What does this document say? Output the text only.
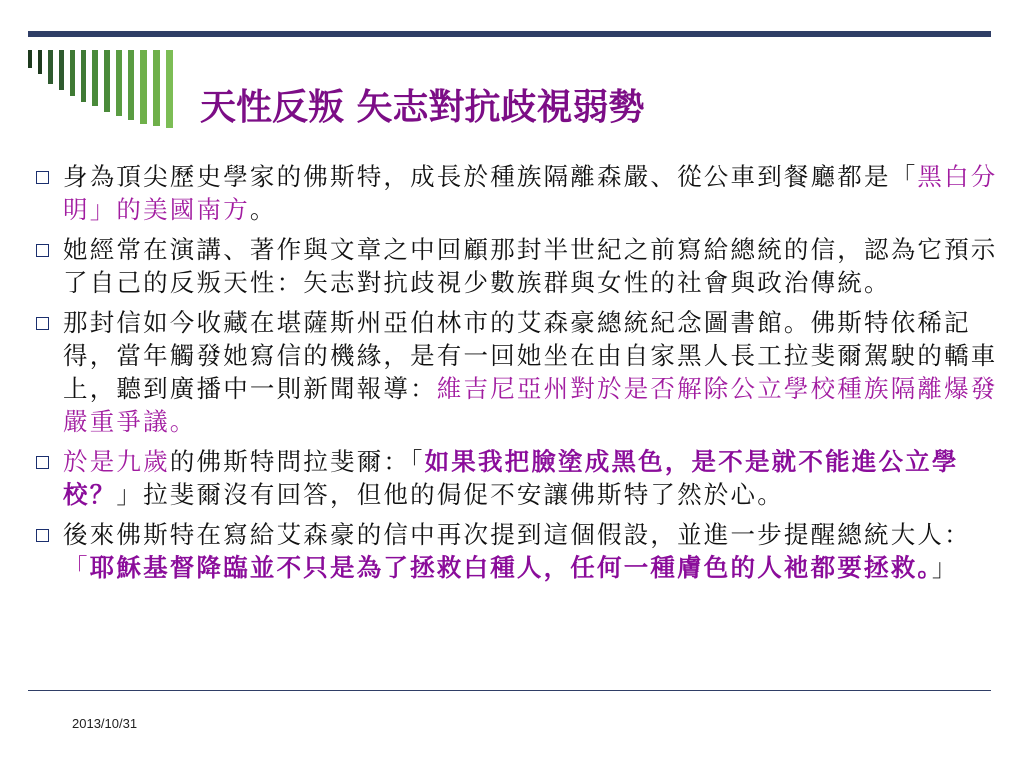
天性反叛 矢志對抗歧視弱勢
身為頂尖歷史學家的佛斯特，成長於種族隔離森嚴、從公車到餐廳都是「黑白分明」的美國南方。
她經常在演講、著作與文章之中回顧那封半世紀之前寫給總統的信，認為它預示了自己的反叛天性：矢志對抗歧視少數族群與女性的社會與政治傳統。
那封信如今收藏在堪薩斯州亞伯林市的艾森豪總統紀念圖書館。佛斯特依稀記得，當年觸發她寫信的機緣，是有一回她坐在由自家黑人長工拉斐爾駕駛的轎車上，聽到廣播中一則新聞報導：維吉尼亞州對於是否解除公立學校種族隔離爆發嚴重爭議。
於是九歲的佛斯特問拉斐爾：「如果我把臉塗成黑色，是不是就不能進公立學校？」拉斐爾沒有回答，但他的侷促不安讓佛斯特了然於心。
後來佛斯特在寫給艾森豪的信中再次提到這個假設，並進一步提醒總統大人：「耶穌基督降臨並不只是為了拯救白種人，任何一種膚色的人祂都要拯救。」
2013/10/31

= = = =

Exercise instructions
Pictures excluded, quote all the data above exactly.

Output for this task
What does this document say? Output the text only.
天性反叛 矢志對抗歧視弱勢
身為頂尖歷史學家的佛斯特，成長於種族隔離森嚴、從公車到餐廳都是「黑白分明」的美國南方。
她經常在演講、著作與文章之中回顧那封半世紀之前寫給總統的信，認為它預示了自己的反叛天性：矢志對抗歧視少數族群與女性的社會與政治傳統。
那封信如今收藏在堪薩斯州亞伯林市的艾森豪總統紀念圖書館。佛斯特依稀記得，當年觸發她寫信的機緣，是有一回她坐在由自家黑人長工拉斐爾駕駛的轎車上，聽到廣播中一則新聞報導：維吉尼亞州對於是否解除公立學校種族隔離爆發嚴重爭議。
於是九歲的佛斯特問拉斐爾：「如果我把臉塗成黑色，是不是就不能進公立學校？」拉斐爾沒有回答，但他的侷促不安讓佛斯特了然於心。
後來佛斯特在寫給艾森豪的信中再次提到這個假設，並進一步提醒總統大人：「耶穌基督降臨並不只是為了拯救白種人，任何一種膚色的人祂都要拯救。」
2013/10/31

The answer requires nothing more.